Work instructions - Return all of the lines below exactly as they are.

[Stored items]
◇ ◇ ◇ ◇
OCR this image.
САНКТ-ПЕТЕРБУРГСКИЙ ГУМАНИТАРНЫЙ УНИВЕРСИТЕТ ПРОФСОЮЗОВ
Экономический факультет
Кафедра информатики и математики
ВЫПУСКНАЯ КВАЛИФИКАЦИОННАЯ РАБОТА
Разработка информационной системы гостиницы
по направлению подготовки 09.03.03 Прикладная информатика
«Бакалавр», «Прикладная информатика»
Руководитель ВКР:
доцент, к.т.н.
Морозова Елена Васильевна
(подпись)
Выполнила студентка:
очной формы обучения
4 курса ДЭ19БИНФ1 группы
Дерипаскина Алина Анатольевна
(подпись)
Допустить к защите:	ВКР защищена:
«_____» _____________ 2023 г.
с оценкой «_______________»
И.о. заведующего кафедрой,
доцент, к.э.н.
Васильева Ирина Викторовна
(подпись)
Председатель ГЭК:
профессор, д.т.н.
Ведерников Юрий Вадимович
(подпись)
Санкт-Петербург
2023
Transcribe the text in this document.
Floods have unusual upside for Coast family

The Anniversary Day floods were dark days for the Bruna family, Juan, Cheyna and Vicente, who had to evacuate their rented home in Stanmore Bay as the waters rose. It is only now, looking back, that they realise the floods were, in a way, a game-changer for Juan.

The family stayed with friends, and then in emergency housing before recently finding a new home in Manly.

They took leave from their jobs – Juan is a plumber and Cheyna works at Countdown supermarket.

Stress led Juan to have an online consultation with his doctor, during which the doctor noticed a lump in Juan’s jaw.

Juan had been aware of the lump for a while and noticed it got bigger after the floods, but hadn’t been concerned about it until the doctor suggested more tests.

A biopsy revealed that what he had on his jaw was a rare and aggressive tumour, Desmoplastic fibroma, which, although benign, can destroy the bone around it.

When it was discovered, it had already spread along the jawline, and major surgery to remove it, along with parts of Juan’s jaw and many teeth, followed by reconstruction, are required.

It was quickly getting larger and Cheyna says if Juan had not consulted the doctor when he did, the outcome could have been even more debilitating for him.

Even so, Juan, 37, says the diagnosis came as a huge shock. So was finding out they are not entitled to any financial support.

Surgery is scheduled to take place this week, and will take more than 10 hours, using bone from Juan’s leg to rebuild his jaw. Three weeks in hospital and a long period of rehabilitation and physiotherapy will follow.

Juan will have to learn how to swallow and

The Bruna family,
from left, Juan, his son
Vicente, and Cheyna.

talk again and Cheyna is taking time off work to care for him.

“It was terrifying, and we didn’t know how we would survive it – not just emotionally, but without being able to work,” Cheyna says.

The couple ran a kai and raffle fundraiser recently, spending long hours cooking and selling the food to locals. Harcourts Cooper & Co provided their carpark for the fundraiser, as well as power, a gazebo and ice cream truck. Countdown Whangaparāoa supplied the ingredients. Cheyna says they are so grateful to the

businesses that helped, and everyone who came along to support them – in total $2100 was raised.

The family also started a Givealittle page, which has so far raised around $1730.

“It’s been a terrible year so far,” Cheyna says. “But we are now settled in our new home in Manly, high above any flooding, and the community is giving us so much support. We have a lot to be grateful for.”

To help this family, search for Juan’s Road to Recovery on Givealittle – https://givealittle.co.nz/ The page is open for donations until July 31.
◇ ◇ ◇ ◇
Written answer -
OCR this image.
САНКТ-ПЕТЕРБУРГСКИЙ ГУМАНИТАРНЫЙ УНИВЕРСИТЕТ ПРОФСОЮЗОВ
Экономический факультет
Кафедра информатики и математики
ВЫПУСКНАЯ КВАЛИФИКАЦИОННАЯ РАБОТА
Разработка информационной системы гостиницы
по направлению подготовки 09.03.03 Прикладная информатика
«Бакалавр», «Прикладная информатика»
Руководитель ВКР:
доцент, к.т.н.
Морозова Елена Васильевна
(подпись)
Выполнила студентка:
очной формы обучения
4 курса ДЭ19БИНФ1 группы
Дерипаскина Алина Анатольевна
(подпись)
Допустить к защите:	ВКР защищена:
«_____» _____________ 2023 г.
с оценкой «_______________»
И.о. заведующего кафедрой,
доцент, к.э.н.
Васильева Ирина Викторовна
(подпись)
Председатель ГЭК:
профессор, д.т.н.
Ведерников Юрий Вадимович
(подпись)
Санкт-Петербург
2023
Transcribe the text in this document.
Floods have unusual upside for Coast family

The Anniversary Day floods were dark days for the Bruna family, Juan, Cheyna and Vicente, who had to evacuate their rented home in Stanmore Bay as the waters rose. It is only now, looking back, that they realise the floods were, in a way, a game-changer for Juan.

The family stayed with friends, and then in emergency housing before recently finding a new home in Manly.

They took leave from their jobs – Juan is a plumber and Cheyna works at Countdown supermarket.

Stress led Juan to have an online consultation with his doctor, during which the doctor noticed a lump in Juan’s jaw.

Juan had been aware of the lump for a while and noticed it got bigger after the floods, but hadn’t been concerned about it until the doctor suggested more tests.

A biopsy revealed that what he had on his jaw was a rare and aggressive tumour, Desmoplastic fibroma, which, although benign, can destroy the bone around it.

When it was discovered, it had already spread along the jawline, and major surgery to remove it, along with parts of Juan’s jaw and many teeth, followed by reconstruction, are required.

It was quickly getting larger and Cheyna says if Juan had not consulted the doctor when he did, the outcome could have been even more debilitating for him.

Even so, Juan, 37, says the diagnosis came as a huge shock. So was finding out they are not entitled to any financial support.

Surgery is scheduled to take place this week, and will take more than 10 hours, using bone from Juan’s leg to rebuild his jaw. Three weeks in hospital and a long period of rehabilitation and physiotherapy will follow.

Juan will have to learn how to swallow and

The Bruna family,
from left, Juan, his son
Vicente, and Cheyna.

talk again and Cheyna is taking time off work to care for him.

“It was terrifying, and we didn’t know how we would survive it – not just emotionally, but without being able to work,” Cheyna says.

The couple ran a kai and raffle fundraiser recently, spending long hours cooking and selling the food to locals. Harcourts Cooper & Co provided their carpark for the fundraiser, as well as power, a gazebo and ice cream truck. Countdown Whangaparāoa supplied the ingredients. Cheyna says they are so grateful to the

businesses that helped, and everyone who came along to support them – in total $2100 was raised.

The family also started a Givealittle page, which has so far raised around $1730.

“It’s been a terrible year so far,” Cheyna says. “But we are now settled in our new home in Manly, high above any flooding, and the community is giving us so much support. We have a lot to be grateful for.”

To help this family, search for Juan’s Road to Recovery on Givealittle – https://givealittle.co.nz/ The page is open for donations until July 31.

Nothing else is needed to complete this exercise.